## BEGIN
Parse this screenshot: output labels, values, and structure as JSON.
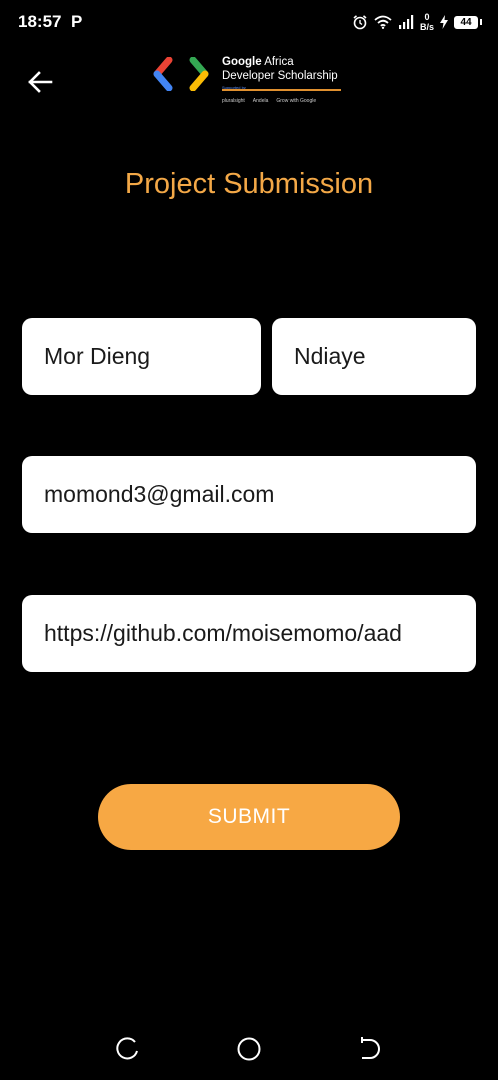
{
  "status_bar": {
    "time": "18:57",
    "app_indicator": "P",
    "net_speed_value": "0",
    "net_speed_unit": "B/s",
    "battery": "44",
    "icons": [
      "alarm-icon",
      "wifi-icon",
      "signal-icon",
      "charging-icon",
      "battery-icon"
    ]
  },
  "header": {
    "back_icon": "arrow-left-icon",
    "logo": {
      "line1_brand": "Google",
      "line1_rest": "Africa",
      "line2": "Developer Scholarship",
      "supported": "Supported by",
      "partners": [
        "pluralsight",
        "Andela",
        "Grow with Google"
      ]
    }
  },
  "page": {
    "title": "Project Submission"
  },
  "form": {
    "first_name": "Mor Dieng",
    "last_name": "Ndiaye",
    "email": "momond3@gmail.com",
    "project_link": "https://github.com/moisemomo/aad",
    "submit_label": "SUBMIT"
  },
  "colors": {
    "background": "#000000",
    "accent": "#f3a847",
    "button": "#f7a844",
    "field": "#ffffff"
  },
  "nav_bar": {
    "icons": [
      "recent-apps-icon",
      "home-icon",
      "back-icon"
    ]
  }
}
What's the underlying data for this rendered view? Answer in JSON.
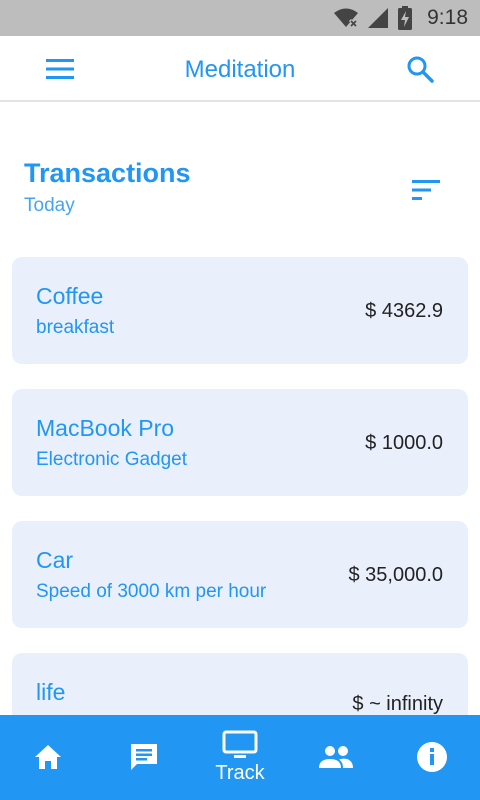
{
  "status_bar": {
    "time": "9:18",
    "icons": [
      "wifi-off-icon",
      "signal-icon",
      "battery-charging-icon"
    ]
  },
  "app_bar": {
    "title": "Meditation",
    "left_icon": "menu-icon",
    "right_icon": "search-icon"
  },
  "section": {
    "title": "Transactions",
    "subtitle": "Today",
    "sort_icon": "sort-icon"
  },
  "transactions": [
    {
      "name": "Coffee",
      "description": "breakfast",
      "amount": "$ 4362.9"
    },
    {
      "name": "MacBook Pro",
      "description": "Electronic Gadget",
      "amount": "$ 1000.0"
    },
    {
      "name": "Car",
      "description": "Speed of 3000 km per hour",
      "amount": "$ 35,000.0"
    },
    {
      "name": "life",
      "description": "",
      "amount": "$ ~ infinity"
    }
  ],
  "bottom_nav": {
    "items": [
      {
        "icon": "home-icon",
        "label": ""
      },
      {
        "icon": "chat-icon",
        "label": ""
      },
      {
        "icon": "monitor-icon",
        "label": "Track",
        "active": true
      },
      {
        "icon": "people-icon",
        "label": ""
      },
      {
        "icon": "info-icon",
        "label": ""
      }
    ]
  },
  "colors": {
    "primary": "#2196f3",
    "card_bg": "#e9f0fc",
    "status_bar": "#bdbdbd"
  }
}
## END
- **WORK TO BE COMPLETED**:
Each record above is to be restated exactly, with its pictures removed from the copy.

- **PROBLEM SOLUTION**:
Parse this screenshot: output labels, values, and structure as JSON.
{
  "status_bar": {
    "time": "18:57",
    "app_indicator": "P",
    "net_speed_value": "0",
    "net_speed_unit": "B/s",
    "battery": "44",
    "icons": [
      "alarm-icon",
      "wifi-icon",
      "signal-icon",
      "charging-icon",
      "battery-icon"
    ]
  },
  "header": {
    "back_icon": "arrow-left-icon",
    "logo": {
      "line1_brand": "Google",
      "line1_rest": "Africa",
      "line2": "Developer Scholarship",
      "supported": "Supported by",
      "partners": [
        "pluralsight",
        "Andela",
        "Grow with Google"
      ]
    }
  },
  "page": {
    "title": "Project Submission"
  },
  "form": {
    "first_name": "Mor Dieng",
    "last_name": "Ndiaye",
    "email": "momond3@gmail.com",
    "project_link": "https://github.com/moisemomo/aad",
    "submit_label": "SUBMIT"
  },
  "colors": {
    "background": "#000000",
    "accent": "#f3a847",
    "button": "#f7a844",
    "field": "#ffffff"
  },
  "nav_bar": {
    "icons": [
      "recent-apps-icon",
      "home-icon",
      "back-icon"
    ]
  }
}
What's the underlying data for this rendered view? Answer in JSON.
{
  "status_bar": {
    "time": "9:18",
    "icons": [
      "wifi-off-icon",
      "signal-icon",
      "battery-charging-icon"
    ]
  },
  "app_bar": {
    "title": "Meditation",
    "left_icon": "menu-icon",
    "right_icon": "search-icon"
  },
  "section": {
    "title": "Transactions",
    "subtitle": "Today",
    "sort_icon": "sort-icon"
  },
  "transactions": [
    {
      "name": "Coffee",
      "description": "breakfast",
      "amount": "$ 4362.9"
    },
    {
      "name": "MacBook Pro",
      "description": "Electronic Gadget",
      "amount": "$ 1000.0"
    },
    {
      "name": "Car",
      "description": "Speed of 3000 km per hour",
      "amount": "$ 35,000.0"
    },
    {
      "name": "life",
      "description": "",
      "amount": "$ ~ infinity"
    }
  ],
  "bottom_nav": {
    "items": [
      {
        "icon": "home-icon",
        "label": ""
      },
      {
        "icon": "chat-icon",
        "label": ""
      },
      {
        "icon": "monitor-icon",
        "label": "Track",
        "active": true
      },
      {
        "icon": "people-icon",
        "label": ""
      },
      {
        "icon": "info-icon",
        "label": ""
      }
    ]
  },
  "colors": {
    "primary": "#2196f3",
    "card_bg": "#e9f0fc",
    "status_bar": "#bdbdbd"
  }
}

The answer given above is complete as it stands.